[AIM OF THE TASK]
Extend the comment on VirtualBox's extension pack licensing, picking up after its final sentence.

START PASSAGE TO READ

VirtualBox is GPL2, but the 'extension pack' is under a personal use and evaluation license that doesn't cover commercial use. You're supposed to buy an Enterprise license for that.
The extension pack covers "Support for USB 2.0 and USB 3.0 devices, VirtualBox RDP, disk encryption, NVMe and PXE boot for Intel cards." according to the website.
My understanding of those (thus maybe wrong) is, that they are built on too of third party licensed code and patents. Thus opensourcing is hard and would require reimplementation. Thus choice is this model or nothing. One could also create those modules as open source versions, but there doesn't seem to be enough interest by independent folks ...
I don't care too much about it, but I wonder whether the open sourcing of it and the Enterprise license for commercial use requirement are really orthogonal.

END PASSAGE TO READ
START PROVIDED INFORMATION

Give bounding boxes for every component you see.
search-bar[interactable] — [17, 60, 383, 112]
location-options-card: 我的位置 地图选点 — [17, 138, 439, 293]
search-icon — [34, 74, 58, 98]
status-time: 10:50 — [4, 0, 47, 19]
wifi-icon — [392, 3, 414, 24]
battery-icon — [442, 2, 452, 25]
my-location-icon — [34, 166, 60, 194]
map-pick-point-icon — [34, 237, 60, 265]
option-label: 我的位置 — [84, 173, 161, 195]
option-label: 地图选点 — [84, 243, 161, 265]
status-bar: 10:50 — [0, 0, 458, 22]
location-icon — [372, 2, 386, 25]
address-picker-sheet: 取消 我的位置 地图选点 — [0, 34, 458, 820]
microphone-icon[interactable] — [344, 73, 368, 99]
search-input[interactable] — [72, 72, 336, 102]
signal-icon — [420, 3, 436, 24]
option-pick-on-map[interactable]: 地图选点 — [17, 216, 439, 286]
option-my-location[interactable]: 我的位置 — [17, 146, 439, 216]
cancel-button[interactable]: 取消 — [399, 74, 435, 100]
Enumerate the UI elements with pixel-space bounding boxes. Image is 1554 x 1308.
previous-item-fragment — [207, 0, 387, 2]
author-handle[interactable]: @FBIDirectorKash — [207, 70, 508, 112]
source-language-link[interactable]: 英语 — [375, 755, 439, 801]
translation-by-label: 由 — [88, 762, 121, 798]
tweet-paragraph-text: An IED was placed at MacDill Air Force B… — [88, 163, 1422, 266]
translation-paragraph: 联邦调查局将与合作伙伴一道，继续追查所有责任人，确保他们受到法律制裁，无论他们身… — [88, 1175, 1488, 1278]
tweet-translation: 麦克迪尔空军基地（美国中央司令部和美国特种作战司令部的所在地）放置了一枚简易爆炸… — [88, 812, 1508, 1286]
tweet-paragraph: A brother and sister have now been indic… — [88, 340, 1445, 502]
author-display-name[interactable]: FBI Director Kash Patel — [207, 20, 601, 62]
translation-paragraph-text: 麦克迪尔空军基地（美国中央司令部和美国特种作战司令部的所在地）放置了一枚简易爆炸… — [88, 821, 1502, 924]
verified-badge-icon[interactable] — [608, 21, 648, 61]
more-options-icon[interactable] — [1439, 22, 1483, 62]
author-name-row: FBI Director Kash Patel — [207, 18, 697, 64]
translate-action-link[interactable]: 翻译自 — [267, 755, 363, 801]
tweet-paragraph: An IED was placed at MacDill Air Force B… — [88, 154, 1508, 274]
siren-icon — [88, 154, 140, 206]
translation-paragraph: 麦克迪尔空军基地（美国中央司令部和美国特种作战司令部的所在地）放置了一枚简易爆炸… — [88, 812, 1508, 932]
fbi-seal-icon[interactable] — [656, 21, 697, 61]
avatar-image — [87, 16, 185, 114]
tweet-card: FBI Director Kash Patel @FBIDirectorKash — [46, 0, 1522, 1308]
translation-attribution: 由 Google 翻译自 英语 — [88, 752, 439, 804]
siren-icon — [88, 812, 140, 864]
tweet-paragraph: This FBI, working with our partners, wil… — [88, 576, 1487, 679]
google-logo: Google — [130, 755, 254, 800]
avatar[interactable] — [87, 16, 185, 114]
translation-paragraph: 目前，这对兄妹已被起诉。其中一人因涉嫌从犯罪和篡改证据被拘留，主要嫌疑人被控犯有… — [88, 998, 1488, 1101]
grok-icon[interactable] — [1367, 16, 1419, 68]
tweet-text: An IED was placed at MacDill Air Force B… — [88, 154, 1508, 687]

END PROVIDED INFORMATION

[ANSWER BOX]
Nothing is forcing Oracle to "routinely check log files for downloads of the VirtualBox Extension Pack from nonresidential IP addresses and contact unlicensed users to enforce compliance" (per https://en.wikipedia.org/wiki/VirtualBox#VirtualBox_Extensio...). They could easily just say "this software is free for commercial and non-commercial use."
The extension pack covers "Support for USB 2.0 and USB 3.0 devices, VirtualBox RDP, disk encryption, NVMe and PXE boot for Intel cards." according to the website.